WORK REQUIRED:
Set down, in full, every record in the block.

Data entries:
┄┄┄┄┄┄
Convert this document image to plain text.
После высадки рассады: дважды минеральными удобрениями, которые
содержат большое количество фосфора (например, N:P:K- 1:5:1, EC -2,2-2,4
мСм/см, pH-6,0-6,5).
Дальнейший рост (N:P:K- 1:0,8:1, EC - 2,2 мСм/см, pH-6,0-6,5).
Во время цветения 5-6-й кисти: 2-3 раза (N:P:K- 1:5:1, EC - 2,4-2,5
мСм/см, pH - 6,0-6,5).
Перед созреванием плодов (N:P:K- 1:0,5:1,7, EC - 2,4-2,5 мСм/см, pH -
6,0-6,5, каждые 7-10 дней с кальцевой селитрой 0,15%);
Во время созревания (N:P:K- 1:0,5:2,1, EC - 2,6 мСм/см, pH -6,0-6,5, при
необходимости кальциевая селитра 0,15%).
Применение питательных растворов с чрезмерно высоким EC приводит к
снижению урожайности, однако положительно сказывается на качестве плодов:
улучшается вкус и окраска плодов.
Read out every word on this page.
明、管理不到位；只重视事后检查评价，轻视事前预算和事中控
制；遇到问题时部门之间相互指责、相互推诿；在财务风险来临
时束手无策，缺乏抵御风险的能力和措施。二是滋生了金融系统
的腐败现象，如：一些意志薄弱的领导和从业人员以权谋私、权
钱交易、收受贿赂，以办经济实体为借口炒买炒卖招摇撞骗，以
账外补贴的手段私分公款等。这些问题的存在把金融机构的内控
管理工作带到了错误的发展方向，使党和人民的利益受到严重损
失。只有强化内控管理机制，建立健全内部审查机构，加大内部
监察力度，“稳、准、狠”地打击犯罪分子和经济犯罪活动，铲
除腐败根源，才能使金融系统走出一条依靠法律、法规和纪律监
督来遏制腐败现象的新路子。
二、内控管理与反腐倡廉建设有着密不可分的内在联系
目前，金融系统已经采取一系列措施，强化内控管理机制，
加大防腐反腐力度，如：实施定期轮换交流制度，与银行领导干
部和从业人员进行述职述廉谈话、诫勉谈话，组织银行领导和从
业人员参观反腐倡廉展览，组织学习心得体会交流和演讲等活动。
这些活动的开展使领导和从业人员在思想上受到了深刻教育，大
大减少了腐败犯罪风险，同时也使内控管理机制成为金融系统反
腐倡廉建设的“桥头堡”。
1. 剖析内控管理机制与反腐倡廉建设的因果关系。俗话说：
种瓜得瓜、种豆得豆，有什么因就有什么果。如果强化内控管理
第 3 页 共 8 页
┄┄┄┄┄┄
ANSWER FOR THIS EXERCISE:
Convert this document image to plain text.
После высадки рассады: дважды минеральными удобрениями, которые
содержат большое количество фосфора (например, N:P:K- 1:5:1, EC -2,2-2,4
мСм/см, pH-6,0-6,5).
Дальнейший рост (N:P:K- 1:0,8:1, EC - 2,2 мСм/см, pH-6,0-6,5).
Во время цветения 5-6-й кисти: 2-3 раза (N:P:K- 1:5:1, EC - 2,4-2,5
мСм/см, pH - 6,0-6,5).
Перед созреванием плодов (N:P:K- 1:0,5:1,7, EC - 2,4-2,5 мСм/см, pH -
6,0-6,5, каждые 7-10 дней с кальцевой селитрой 0,15%);
Во время созревания (N:P:K- 1:0,5:2,1, EC - 2,6 мСм/см, pH -6,0-6,5, при
необходимости кальциевая селитра 0,15%).
Применение питательных растворов с чрезмерно высоким EC приводит к
снижению урожайности, однако положительно сказывается на качестве плодов:
улучшается вкус и окраска плодов.
Read out every word on this page.
明、管理不到位；只重视事后检查评价，轻视事前预算和事中控
制；遇到问题时部门之间相互指责、相互推诿；在财务风险来临
时束手无策，缺乏抵御风险的能力和措施。二是滋生了金融系统
的腐败现象，如：一些意志薄弱的领导和从业人员以权谋私、权
钱交易、收受贿赂，以办经济实体为借口炒买炒卖招摇撞骗，以
账外补贴的手段私分公款等。这些问题的存在把金融机构的内控
管理工作带到了错误的发展方向，使党和人民的利益受到严重损
失。只有强化内控管理机制，建立健全内部审查机构，加大内部
监察力度，“稳、准、狠”地打击犯罪分子和经济犯罪活动，铲
除腐败根源，才能使金融系统走出一条依靠法律、法规和纪律监
督来遏制腐败现象的新路子。
二、内控管理与反腐倡廉建设有着密不可分的内在联系
目前，金融系统已经采取一系列措施，强化内控管理机制，
加大防腐反腐力度，如：实施定期轮换交流制度，与银行领导干
部和从业人员进行述职述廉谈话、诫勉谈话，组织银行领导和从
业人员参观反腐倡廉展览，组织学习心得体会交流和演讲等活动。
这些活动的开展使领导和从业人员在思想上受到了深刻教育，大
大减少了腐败犯罪风险，同时也使内控管理机制成为金融系统反
腐倡廉建设的“桥头堡”。
1. 剖析内控管理机制与反腐倡廉建设的因果关系。俗话说：
种瓜得瓜、种豆得豆，有什么因就有什么果。如果强化内控管理
第 3 页 共 8 页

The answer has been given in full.